● Given problem
Repeat, exactly and completely, the entries shown underneath.

● Exercise data
** BEGIN **
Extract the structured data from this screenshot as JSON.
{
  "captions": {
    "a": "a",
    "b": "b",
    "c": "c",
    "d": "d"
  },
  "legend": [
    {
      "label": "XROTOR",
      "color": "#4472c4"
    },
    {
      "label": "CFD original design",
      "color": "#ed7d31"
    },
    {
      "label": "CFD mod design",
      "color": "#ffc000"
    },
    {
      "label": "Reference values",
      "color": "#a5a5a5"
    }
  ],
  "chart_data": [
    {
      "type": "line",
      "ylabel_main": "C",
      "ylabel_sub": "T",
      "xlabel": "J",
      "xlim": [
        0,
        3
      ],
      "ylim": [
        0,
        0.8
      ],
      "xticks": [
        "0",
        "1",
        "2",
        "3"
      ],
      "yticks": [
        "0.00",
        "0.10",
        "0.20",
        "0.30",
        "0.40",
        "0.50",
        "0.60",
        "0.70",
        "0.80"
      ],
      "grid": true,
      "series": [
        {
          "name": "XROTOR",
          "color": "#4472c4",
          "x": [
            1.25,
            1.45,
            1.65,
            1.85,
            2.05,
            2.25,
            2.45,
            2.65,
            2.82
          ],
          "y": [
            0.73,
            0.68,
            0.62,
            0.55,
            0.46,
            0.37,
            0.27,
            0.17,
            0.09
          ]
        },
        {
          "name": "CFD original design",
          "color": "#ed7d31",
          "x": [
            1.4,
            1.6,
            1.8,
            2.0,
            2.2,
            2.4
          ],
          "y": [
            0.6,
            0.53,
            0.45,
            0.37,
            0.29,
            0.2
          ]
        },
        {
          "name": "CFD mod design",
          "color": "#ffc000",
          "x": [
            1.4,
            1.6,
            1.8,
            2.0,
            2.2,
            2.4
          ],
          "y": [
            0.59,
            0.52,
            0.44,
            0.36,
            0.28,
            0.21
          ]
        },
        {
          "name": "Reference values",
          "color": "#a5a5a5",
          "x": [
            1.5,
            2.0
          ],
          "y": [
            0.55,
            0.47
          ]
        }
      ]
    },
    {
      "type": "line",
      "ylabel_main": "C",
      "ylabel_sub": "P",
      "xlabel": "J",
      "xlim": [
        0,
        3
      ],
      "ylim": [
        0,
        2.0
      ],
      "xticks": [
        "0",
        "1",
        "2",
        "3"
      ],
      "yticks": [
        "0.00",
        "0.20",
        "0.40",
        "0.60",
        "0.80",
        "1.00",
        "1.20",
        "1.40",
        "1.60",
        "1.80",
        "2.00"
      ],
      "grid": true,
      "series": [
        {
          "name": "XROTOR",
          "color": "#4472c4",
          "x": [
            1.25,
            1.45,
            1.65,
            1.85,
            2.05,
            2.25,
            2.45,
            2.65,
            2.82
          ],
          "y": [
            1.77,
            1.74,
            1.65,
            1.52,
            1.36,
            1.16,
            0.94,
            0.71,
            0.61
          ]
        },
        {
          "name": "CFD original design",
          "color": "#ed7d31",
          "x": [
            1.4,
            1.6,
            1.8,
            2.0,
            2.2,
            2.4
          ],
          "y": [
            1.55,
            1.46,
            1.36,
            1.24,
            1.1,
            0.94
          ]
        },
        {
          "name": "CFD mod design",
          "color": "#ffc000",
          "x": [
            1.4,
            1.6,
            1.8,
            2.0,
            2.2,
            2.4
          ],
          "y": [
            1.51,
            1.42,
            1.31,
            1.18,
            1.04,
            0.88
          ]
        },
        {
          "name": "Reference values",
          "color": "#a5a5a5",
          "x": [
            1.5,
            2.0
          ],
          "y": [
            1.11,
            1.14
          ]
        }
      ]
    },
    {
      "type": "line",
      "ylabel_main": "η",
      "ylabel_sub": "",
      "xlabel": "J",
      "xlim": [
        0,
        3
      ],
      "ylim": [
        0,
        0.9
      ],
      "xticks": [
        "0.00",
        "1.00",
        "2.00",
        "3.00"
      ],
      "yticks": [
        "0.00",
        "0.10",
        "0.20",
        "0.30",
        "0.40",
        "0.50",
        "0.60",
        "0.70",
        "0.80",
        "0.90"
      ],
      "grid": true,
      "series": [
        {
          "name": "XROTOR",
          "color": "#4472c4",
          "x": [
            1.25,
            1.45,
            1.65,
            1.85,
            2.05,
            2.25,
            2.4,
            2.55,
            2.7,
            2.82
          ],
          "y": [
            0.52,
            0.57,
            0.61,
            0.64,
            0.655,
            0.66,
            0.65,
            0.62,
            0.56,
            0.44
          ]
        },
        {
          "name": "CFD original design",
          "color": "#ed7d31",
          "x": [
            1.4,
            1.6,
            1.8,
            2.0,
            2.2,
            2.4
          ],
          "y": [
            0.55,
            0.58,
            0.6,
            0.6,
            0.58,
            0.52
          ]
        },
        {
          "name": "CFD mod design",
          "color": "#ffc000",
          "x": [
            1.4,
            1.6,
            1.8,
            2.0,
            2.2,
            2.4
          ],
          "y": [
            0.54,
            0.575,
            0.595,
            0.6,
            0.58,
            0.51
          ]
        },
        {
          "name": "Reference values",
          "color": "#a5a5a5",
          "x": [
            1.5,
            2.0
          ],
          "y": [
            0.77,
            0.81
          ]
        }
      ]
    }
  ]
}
** END **
● Reply to the task
Extract the structured data from this screenshot as JSON.
{
  "captions": {
    "a": "a",
    "b": "b",
    "c": "c",
    "d": "d"
  },
  "legend": [
    {
      "label": "XROTOR",
      "color": "#4472c4"
    },
    {
      "label": "CFD original design",
      "color": "#ed7d31"
    },
    {
      "label": "CFD mod design",
      "color": "#ffc000"
    },
    {
      "label": "Reference values",
      "color": "#a5a5a5"
    }
  ],
  "chart_data": [
    {
      "type": "line",
      "ylabel_main": "C",
      "ylabel_sub": "T",
      "xlabel": "J",
      "xlim": [
        0,
        3
      ],
      "ylim": [
        0,
        0.8
      ],
      "xticks": [
        "0",
        "1",
        "2",
        "3"
      ],
      "yticks": [
        "0.00",
        "0.10",
        "0.20",
        "0.30",
        "0.40",
        "0.50",
        "0.60",
        "0.70",
        "0.80"
      ],
      "grid": true,
      "series": [
        {
          "name": "XROTOR",
          "color": "#4472c4",
          "x": [
            1.25,
            1.45,
            1.65,
            1.85,
            2.05,
            2.25,
            2.45,
            2.65,
            2.82
          ],
          "y": [
            0.73,
            0.68,
            0.62,
            0.55,
            0.46,
            0.37,
            0.27,
            0.17,
            0.09
          ]
        },
        {
          "name": "CFD original design",
          "color": "#ed7d31",
          "x": [
            1.4,
            1.6,
            1.8,
            2.0,
            2.2,
            2.4
          ],
          "y": [
            0.6,
            0.53,
            0.45,
            0.37,
            0.29,
            0.2
          ]
        },
        {
          "name": "CFD mod design",
          "color": "#ffc000",
          "x": [
            1.4,
            1.6,
            1.8,
            2.0,
            2.2,
            2.4
          ],
          "y": [
            0.59,
            0.52,
            0.44,
            0.36,
            0.28,
            0.21
          ]
        },
        {
          "name": "Reference values",
          "color": "#a5a5a5",
          "x": [
            1.5,
            2.0
          ],
          "y": [
            0.55,
            0.47
          ]
        }
      ]
    },
    {
      "type": "line",
      "ylabel_main": "C",
      "ylabel_sub": "P",
      "xlabel": "J",
      "xlim": [
        0,
        3
      ],
      "ylim": [
        0,
        2.0
      ],
      "xticks": [
        "0",
        "1",
        "2",
        "3"
      ],
      "yticks": [
        "0.00",
        "0.20",
        "0.40",
        "0.60",
        "0.80",
        "1.00",
        "1.20",
        "1.40",
        "1.60",
        "1.80",
        "2.00"
      ],
      "grid": true,
      "series": [
        {
          "name": "XROTOR",
          "color": "#4472c4",
          "x": [
            1.25,
            1.45,
            1.65,
            1.85,
            2.05,
            2.25,
            2.45,
            2.65,
            2.82
          ],
          "y": [
            1.77,
            1.74,
            1.65,
            1.52,
            1.36,
            1.16,
            0.94,
            0.71,
            0.61
          ]
        },
        {
          "name": "CFD original design",
          "color": "#ed7d31",
          "x": [
            1.4,
            1.6,
            1.8,
            2.0,
            2.2,
            2.4
          ],
          "y": [
            1.55,
            1.46,
            1.36,
            1.24,
            1.1,
            0.94
          ]
        },
        {
          "name": "CFD mod design",
          "color": "#ffc000",
          "x": [
            1.4,
            1.6,
            1.8,
            2.0,
            2.2,
            2.4
          ],
          "y": [
            1.51,
            1.42,
            1.31,
            1.18,
            1.04,
            0.88
          ]
        },
        {
          "name": "Reference values",
          "color": "#a5a5a5",
          "x": [
            1.5,
            2.0
          ],
          "y": [
            1.11,
            1.14
          ]
        }
      ]
    },
    {
      "type": "line",
      "ylabel_main": "η",
      "ylabel_sub": "",
      "xlabel": "J",
      "xlim": [
        0,
        3
      ],
      "ylim": [
        0,
        0.9
      ],
      "xticks": [
        "0.00",
        "1.00",
        "2.00",
        "3.00"
      ],
      "yticks": [
        "0.00",
        "0.10",
        "0.20",
        "0.30",
        "0.40",
        "0.50",
        "0.60",
        "0.70",
        "0.80",
        "0.90"
      ],
      "grid": true,
      "series": [
        {
          "name": "XROTOR",
          "color": "#4472c4",
          "x": [
            1.25,
            1.45,
            1.65,
            1.85,
            2.05,
            2.25,
            2.4,
            2.55,
            2.7,
            2.82
          ],
          "y": [
            0.52,
            0.57,
            0.61,
            0.64,
            0.655,
            0.66,
            0.65,
            0.62,
            0.56,
            0.44
          ]
        },
        {
          "name": "CFD original design",
          "color": "#ed7d31",
          "x": [
            1.4,
            1.6,
            1.8,
            2.0,
            2.2,
            2.4
          ],
          "y": [
            0.55,
            0.58,
            0.6,
            0.6,
            0.58,
            0.52
          ]
        },
        {
          "name": "CFD mod design",
          "color": "#ffc000",
          "x": [
            1.4,
            1.6,
            1.8,
            2.0,
            2.2,
            2.4
          ],
          "y": [
            0.54,
            0.575,
            0.595,
            0.6,
            0.58,
            0.51
          ]
        },
        {
          "name": "Reference values",
          "color": "#a5a5a5",
          "x": [
            1.5,
            2.0
          ],
          "y": [
            0.77,
            0.81
          ]
        }
      ]
    }
  ]
}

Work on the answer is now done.